%%

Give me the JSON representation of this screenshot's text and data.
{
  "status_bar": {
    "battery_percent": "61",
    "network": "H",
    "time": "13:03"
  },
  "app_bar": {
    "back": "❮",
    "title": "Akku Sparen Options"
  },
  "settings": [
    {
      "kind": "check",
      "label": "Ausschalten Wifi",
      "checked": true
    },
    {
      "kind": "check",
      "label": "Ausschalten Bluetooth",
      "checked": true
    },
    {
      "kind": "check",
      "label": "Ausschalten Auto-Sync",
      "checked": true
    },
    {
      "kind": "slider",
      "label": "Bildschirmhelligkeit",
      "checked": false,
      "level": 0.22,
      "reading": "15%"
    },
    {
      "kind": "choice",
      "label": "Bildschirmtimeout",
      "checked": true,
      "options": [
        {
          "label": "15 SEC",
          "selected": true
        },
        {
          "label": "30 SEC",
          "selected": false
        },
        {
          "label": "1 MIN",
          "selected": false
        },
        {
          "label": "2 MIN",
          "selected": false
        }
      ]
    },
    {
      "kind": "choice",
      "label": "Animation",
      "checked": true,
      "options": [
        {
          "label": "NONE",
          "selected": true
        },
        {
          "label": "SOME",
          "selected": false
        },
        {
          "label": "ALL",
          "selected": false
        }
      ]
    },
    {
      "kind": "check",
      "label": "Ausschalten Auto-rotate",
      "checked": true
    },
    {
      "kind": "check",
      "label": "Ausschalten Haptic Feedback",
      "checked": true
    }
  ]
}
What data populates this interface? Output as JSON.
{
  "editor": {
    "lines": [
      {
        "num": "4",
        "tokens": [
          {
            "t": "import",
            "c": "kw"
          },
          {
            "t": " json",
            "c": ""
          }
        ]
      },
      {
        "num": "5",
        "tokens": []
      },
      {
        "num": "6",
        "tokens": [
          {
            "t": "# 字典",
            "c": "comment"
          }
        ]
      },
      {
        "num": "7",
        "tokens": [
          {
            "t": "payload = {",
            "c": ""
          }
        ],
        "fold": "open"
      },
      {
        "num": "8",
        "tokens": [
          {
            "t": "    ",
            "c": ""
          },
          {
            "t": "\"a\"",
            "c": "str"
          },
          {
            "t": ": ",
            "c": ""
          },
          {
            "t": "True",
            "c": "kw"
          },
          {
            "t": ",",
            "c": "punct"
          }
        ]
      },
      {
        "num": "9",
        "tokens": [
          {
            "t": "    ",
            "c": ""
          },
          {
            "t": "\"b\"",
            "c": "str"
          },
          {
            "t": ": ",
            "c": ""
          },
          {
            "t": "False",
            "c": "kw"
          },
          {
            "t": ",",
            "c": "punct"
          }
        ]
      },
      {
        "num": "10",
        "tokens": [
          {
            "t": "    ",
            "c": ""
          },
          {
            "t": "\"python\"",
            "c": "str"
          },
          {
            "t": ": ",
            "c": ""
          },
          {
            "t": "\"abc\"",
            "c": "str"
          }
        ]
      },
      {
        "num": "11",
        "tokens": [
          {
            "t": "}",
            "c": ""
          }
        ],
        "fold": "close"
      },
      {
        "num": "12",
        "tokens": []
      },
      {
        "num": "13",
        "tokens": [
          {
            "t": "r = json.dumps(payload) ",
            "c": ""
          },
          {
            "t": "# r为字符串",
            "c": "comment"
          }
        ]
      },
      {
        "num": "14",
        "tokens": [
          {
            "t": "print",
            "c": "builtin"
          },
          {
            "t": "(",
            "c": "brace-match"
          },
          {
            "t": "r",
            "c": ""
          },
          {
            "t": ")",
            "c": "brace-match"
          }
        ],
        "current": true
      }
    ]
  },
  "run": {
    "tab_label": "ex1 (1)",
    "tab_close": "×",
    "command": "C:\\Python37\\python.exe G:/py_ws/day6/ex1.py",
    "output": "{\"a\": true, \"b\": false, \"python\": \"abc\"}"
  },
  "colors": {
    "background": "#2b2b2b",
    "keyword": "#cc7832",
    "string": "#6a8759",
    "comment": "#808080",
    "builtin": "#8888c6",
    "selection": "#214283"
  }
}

%%
%%

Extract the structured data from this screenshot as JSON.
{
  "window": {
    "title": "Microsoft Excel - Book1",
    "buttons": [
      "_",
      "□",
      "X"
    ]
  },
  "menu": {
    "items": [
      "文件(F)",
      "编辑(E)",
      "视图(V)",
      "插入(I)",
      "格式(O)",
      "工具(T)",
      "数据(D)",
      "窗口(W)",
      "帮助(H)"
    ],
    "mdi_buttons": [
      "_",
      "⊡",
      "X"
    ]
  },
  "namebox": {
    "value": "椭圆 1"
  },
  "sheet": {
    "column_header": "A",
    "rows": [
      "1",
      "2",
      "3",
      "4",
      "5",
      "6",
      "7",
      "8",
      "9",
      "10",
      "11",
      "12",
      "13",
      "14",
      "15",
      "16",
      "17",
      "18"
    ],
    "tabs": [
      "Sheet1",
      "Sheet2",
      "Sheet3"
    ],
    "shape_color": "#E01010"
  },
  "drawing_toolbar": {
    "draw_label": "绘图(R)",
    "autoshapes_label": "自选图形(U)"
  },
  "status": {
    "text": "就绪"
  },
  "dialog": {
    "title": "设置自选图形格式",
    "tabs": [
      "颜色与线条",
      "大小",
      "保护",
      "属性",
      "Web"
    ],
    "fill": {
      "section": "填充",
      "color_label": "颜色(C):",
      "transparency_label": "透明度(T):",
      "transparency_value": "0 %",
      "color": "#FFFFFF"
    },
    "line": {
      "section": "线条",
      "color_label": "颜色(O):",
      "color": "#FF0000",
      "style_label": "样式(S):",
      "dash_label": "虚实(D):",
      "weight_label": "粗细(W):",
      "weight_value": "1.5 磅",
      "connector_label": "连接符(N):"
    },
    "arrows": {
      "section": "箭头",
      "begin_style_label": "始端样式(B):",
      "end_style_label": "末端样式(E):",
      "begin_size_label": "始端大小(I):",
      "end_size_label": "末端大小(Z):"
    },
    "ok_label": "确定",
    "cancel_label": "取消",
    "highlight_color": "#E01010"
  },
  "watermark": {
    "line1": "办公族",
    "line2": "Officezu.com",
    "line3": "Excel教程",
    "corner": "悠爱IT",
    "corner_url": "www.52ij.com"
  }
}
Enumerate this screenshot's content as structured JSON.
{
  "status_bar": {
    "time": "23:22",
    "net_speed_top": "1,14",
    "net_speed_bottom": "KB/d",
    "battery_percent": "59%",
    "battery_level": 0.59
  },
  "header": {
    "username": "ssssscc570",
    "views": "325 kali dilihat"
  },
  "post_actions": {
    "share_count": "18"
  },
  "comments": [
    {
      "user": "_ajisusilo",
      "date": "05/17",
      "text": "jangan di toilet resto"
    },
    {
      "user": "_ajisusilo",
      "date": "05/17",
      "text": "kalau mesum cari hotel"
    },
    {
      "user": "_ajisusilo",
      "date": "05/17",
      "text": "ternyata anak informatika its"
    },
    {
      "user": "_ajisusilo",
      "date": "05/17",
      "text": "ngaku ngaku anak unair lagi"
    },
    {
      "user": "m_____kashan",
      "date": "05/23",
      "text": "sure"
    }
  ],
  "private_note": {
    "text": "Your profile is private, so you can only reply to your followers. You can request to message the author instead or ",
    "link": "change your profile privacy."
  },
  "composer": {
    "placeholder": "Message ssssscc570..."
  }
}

%%

▶ [What you have to do]
Look over the material above and show each line where "anak" appears.

▶ [Solution for this problem]
      "text": "ternyata anak informatika its"
      "text": "ngaku ngaku anak unair lagi"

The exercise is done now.